● **What you need to do**: Copy the data word for word, keeping every line.

----

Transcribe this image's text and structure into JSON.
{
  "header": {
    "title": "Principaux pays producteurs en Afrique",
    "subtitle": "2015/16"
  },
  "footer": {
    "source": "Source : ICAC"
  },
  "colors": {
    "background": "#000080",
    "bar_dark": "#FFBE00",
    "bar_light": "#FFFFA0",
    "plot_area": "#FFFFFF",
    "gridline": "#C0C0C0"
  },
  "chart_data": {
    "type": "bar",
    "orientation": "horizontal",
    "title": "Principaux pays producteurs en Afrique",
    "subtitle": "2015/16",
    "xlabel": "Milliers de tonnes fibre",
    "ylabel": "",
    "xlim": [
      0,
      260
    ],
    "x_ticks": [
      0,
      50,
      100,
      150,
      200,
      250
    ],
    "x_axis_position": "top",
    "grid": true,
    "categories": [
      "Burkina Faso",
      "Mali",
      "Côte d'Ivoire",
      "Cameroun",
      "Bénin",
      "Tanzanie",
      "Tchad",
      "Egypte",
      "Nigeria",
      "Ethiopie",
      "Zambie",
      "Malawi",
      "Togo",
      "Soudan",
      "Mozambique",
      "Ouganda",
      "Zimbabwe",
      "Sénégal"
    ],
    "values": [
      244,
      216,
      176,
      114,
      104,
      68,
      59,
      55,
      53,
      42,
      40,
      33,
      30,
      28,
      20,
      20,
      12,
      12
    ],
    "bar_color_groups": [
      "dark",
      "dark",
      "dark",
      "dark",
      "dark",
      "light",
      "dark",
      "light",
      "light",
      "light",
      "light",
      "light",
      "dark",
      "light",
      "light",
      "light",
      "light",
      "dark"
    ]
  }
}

----

● **Result**:
Transcribe this image's text and structure into JSON.
{
  "header": {
    "title": "Principaux pays producteurs en Afrique",
    "subtitle": "2015/16"
  },
  "footer": {
    "source": "Source : ICAC"
  },
  "colors": {
    "background": "#000080",
    "bar_dark": "#FFBE00",
    "bar_light": "#FFFFA0",
    "plot_area": "#FFFFFF",
    "gridline": "#C0C0C0"
  },
  "chart_data": {
    "type": "bar",
    "orientation": "horizontal",
    "title": "Principaux pays producteurs en Afrique",
    "subtitle": "2015/16",
    "xlabel": "Milliers de tonnes fibre",
    "ylabel": "",
    "xlim": [
      0,
      260
    ],
    "x_ticks": [
      0,
      50,
      100,
      150,
      200,
      250
    ],
    "x_axis_position": "top",
    "grid": true,
    "categories": [
      "Burkina Faso",
      "Mali",
      "Côte d'Ivoire",
      "Cameroun",
      "Bénin",
      "Tanzanie",
      "Tchad",
      "Egypte",
      "Nigeria",
      "Ethiopie",
      "Zambie",
      "Malawi",
      "Togo",
      "Soudan",
      "Mozambique",
      "Ouganda",
      "Zimbabwe",
      "Sénégal"
    ],
    "values": [
      244,
      216,
      176,
      114,
      104,
      68,
      59,
      55,
      53,
      42,
      40,
      33,
      30,
      28,
      20,
      20,
      12,
      12
    ],
    "bar_color_groups": [
      "dark",
      "dark",
      "dark",
      "dark",
      "dark",
      "light",
      "dark",
      "light",
      "light",
      "light",
      "light",
      "light",
      "dark",
      "light",
      "light",
      "light",
      "light",
      "dark"
    ]
  }
}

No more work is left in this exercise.